Data supplied:

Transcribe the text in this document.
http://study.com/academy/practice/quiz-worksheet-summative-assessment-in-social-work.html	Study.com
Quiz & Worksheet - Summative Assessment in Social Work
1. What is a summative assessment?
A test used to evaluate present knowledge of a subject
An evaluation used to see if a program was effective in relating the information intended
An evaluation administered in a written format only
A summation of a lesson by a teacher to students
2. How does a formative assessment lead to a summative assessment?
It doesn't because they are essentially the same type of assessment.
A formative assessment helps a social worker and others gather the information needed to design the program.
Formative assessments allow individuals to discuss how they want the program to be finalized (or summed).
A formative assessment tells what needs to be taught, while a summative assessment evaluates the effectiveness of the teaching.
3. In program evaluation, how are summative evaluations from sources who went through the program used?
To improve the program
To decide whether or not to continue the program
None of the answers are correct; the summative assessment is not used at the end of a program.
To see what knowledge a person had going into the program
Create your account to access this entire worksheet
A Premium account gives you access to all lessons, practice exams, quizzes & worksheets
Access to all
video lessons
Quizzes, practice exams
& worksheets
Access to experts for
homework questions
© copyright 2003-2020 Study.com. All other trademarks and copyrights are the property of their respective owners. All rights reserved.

Instructions to follow:
Reproduce all data above, unchanged.

Result for this task:
Transcribe the text in this document.
http://study.com/academy/practice/quiz-worksheet-summative-assessment-in-social-work.html	Study.com
Quiz & Worksheet - Summative Assessment in Social Work
1. What is a summative assessment?
A test used to evaluate present knowledge of a subject
An evaluation used to see if a program was effective in relating the information intended
An evaluation administered in a written format only
A summation of a lesson by a teacher to students
2. How does a formative assessment lead to a summative assessment?
It doesn't because they are essentially the same type of assessment.
A formative assessment helps a social worker and others gather the information needed to design the program.
Formative assessments allow individuals to discuss how they want the program to be finalized (or summed).
A formative assessment tells what needs to be taught, while a summative assessment evaluates the effectiveness of the teaching.
3. In program evaluation, how are summative evaluations from sources who went through the program used?
To improve the program
To decide whether or not to continue the program
None of the answers are correct; the summative assessment is not used at the end of a program.
To see what knowledge a person had going into the program
Create your account to access this entire worksheet
A Premium account gives you access to all lessons, practice exams, quizzes & worksheets
Access to all
video lessons
Quizzes, practice exams
& worksheets
Access to experts for
homework questions
© copyright 2003-2020 Study.com. All other trademarks and copyrights are the property of their respective owners. All rights reserved.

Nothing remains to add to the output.